_Task to carry out_
Extract all lines that hold the string "weekly".

_Records for processing_
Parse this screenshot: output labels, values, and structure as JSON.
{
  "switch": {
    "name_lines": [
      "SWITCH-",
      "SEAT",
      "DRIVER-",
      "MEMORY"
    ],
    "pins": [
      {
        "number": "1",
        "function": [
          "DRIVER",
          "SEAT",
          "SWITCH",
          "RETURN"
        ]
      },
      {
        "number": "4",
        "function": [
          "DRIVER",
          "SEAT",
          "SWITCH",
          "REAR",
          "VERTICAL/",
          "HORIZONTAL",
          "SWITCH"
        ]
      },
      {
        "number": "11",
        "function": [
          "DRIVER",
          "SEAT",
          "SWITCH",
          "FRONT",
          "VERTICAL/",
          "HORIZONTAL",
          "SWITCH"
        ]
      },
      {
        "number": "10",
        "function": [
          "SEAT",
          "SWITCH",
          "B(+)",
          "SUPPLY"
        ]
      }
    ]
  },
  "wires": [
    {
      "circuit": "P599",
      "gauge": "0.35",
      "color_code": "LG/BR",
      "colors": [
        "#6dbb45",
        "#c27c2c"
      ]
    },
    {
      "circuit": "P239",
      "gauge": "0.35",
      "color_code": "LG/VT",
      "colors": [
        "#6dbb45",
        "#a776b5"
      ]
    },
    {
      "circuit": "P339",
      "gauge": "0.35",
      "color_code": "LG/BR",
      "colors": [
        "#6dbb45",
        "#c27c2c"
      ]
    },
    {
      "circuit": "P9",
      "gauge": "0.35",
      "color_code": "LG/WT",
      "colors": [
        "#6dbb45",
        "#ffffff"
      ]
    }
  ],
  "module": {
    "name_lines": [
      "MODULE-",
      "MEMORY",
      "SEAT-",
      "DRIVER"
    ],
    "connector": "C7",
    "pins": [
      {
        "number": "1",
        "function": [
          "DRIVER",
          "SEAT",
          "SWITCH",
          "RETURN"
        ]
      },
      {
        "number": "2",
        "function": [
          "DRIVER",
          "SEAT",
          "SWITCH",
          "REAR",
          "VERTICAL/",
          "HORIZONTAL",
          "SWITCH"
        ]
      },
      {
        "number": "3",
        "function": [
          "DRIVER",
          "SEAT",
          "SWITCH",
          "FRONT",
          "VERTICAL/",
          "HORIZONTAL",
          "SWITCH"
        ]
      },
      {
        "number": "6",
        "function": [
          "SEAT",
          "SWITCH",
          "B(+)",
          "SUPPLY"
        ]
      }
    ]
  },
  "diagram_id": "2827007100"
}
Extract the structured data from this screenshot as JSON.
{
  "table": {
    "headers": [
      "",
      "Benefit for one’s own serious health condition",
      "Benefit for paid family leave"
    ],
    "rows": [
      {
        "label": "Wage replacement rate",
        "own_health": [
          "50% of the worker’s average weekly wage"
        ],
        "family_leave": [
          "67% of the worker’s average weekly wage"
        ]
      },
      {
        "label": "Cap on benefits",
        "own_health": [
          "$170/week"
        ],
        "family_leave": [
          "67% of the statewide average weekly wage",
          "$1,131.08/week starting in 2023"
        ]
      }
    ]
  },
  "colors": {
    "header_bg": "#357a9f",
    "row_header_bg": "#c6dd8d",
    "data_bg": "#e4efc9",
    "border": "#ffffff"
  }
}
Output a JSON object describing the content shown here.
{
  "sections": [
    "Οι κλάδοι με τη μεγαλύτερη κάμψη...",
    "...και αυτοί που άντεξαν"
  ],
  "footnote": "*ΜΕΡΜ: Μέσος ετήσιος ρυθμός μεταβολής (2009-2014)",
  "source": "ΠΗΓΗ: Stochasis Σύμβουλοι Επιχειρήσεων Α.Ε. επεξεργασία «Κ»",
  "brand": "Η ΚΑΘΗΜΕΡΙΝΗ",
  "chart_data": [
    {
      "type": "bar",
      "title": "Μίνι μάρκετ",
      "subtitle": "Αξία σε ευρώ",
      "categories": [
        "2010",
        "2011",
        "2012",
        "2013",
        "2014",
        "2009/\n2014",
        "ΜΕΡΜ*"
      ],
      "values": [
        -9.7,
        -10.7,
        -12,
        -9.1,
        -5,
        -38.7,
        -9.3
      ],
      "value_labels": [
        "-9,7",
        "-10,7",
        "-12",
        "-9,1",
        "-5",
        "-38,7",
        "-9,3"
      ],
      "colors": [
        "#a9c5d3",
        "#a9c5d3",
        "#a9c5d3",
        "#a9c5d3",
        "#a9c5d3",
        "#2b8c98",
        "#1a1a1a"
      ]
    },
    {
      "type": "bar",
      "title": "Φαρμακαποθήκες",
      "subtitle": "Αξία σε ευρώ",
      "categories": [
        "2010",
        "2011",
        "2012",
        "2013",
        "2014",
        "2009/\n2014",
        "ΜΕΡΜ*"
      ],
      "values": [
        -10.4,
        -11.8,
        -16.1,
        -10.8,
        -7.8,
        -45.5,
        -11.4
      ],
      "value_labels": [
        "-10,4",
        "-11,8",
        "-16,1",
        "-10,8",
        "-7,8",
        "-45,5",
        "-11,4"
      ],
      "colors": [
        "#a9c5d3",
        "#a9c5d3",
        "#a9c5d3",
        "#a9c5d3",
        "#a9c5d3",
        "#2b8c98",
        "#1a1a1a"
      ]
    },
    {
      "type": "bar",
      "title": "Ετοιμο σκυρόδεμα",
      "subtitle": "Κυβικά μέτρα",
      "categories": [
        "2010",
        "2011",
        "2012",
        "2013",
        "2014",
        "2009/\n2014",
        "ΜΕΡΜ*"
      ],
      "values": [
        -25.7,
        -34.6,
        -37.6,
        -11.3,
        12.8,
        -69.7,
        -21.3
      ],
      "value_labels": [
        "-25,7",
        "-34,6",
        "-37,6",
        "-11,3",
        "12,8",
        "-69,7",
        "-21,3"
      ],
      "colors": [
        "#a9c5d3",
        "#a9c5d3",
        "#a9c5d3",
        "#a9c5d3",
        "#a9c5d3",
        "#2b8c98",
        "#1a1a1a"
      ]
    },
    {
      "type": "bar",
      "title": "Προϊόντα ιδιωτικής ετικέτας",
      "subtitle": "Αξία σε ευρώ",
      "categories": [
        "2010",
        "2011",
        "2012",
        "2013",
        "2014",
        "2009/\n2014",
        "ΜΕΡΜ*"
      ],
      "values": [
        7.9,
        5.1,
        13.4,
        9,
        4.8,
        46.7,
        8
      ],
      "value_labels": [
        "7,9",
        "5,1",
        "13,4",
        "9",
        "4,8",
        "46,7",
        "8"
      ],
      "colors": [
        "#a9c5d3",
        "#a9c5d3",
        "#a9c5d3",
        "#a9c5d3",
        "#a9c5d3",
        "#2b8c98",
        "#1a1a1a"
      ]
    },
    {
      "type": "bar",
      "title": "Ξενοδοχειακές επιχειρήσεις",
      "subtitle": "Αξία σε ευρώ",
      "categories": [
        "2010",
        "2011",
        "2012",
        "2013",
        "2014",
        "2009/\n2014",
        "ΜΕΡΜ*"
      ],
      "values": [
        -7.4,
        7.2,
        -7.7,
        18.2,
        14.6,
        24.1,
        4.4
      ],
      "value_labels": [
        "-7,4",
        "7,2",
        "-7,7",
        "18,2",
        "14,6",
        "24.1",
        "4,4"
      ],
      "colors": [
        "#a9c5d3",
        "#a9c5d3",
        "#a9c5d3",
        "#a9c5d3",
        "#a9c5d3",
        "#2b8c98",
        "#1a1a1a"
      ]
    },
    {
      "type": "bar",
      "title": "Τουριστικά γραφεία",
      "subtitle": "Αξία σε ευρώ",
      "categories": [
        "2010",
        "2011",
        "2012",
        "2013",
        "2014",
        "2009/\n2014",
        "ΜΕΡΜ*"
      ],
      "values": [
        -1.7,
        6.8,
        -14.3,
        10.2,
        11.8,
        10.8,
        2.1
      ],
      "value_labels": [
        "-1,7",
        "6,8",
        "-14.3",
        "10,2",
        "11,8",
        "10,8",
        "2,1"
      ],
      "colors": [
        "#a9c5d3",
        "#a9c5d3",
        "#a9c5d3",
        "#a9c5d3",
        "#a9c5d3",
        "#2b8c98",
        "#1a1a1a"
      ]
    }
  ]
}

_Right answer_
          "50% of the worker’s average weekly wage"
          "67% of the worker’s average weekly wage"
          "67% of the statewide average weekly wage",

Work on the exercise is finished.